#### Your objective
Where does the string "this" appear? Copy every line of the entries below that holds it.

#### Task material
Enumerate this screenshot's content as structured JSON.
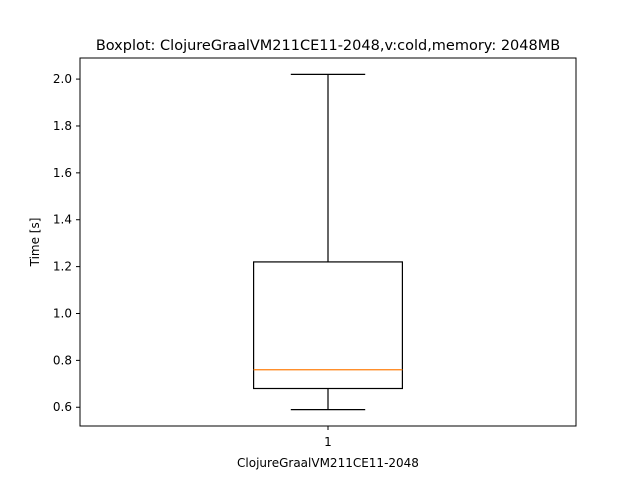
{
  "chart_data": {
    "type": "boxplot",
    "title": "Boxplot: ClojureGraalVM211CE11-2048,v:cold,memory: 2048MB",
    "xlabel": "ClojureGraalVM211CE11-2048",
    "ylabel": "Time [s]",
    "ylim": [
      0.52,
      2.09
    ],
    "yticks": [
      0.6,
      0.8,
      1.0,
      1.2,
      1.4,
      1.6,
      1.8,
      2.0
    ],
    "ytick_labels": [
      "0.6",
      "0.8",
      "1.0",
      "1.2",
      "1.4",
      "1.6",
      "1.8",
      "2.0"
    ],
    "xlim": [
      0.5,
      1.5
    ],
    "categories": [
      "1"
    ],
    "boxes": [
      {
        "position": 1,
        "whisker_low": 0.59,
        "q1": 0.68,
        "median": 0.76,
        "q3": 1.22,
        "whisker_high": 2.02
      }
    ],
    "grid": false,
    "colors": {
      "box": "#000000",
      "median": "#ff7f0e"
    }
  }
}
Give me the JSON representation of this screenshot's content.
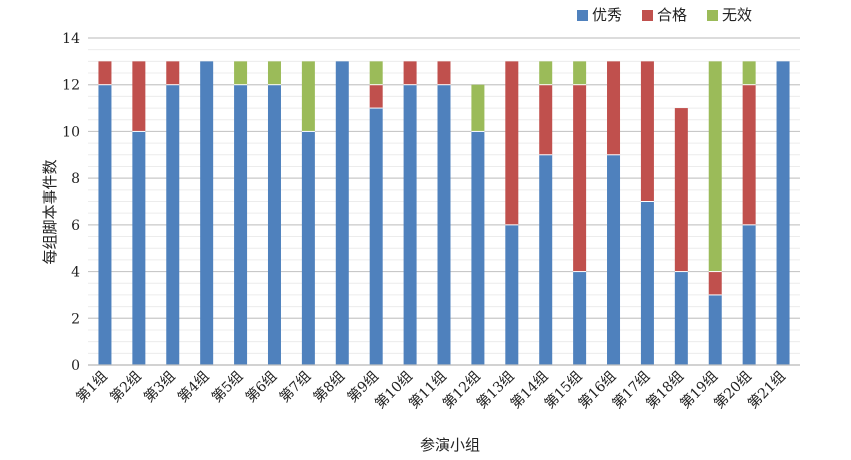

#### Answer in full
Enumerate this screenshot's content as structured JSON.
Give me the JSON representation of this screenshot's content.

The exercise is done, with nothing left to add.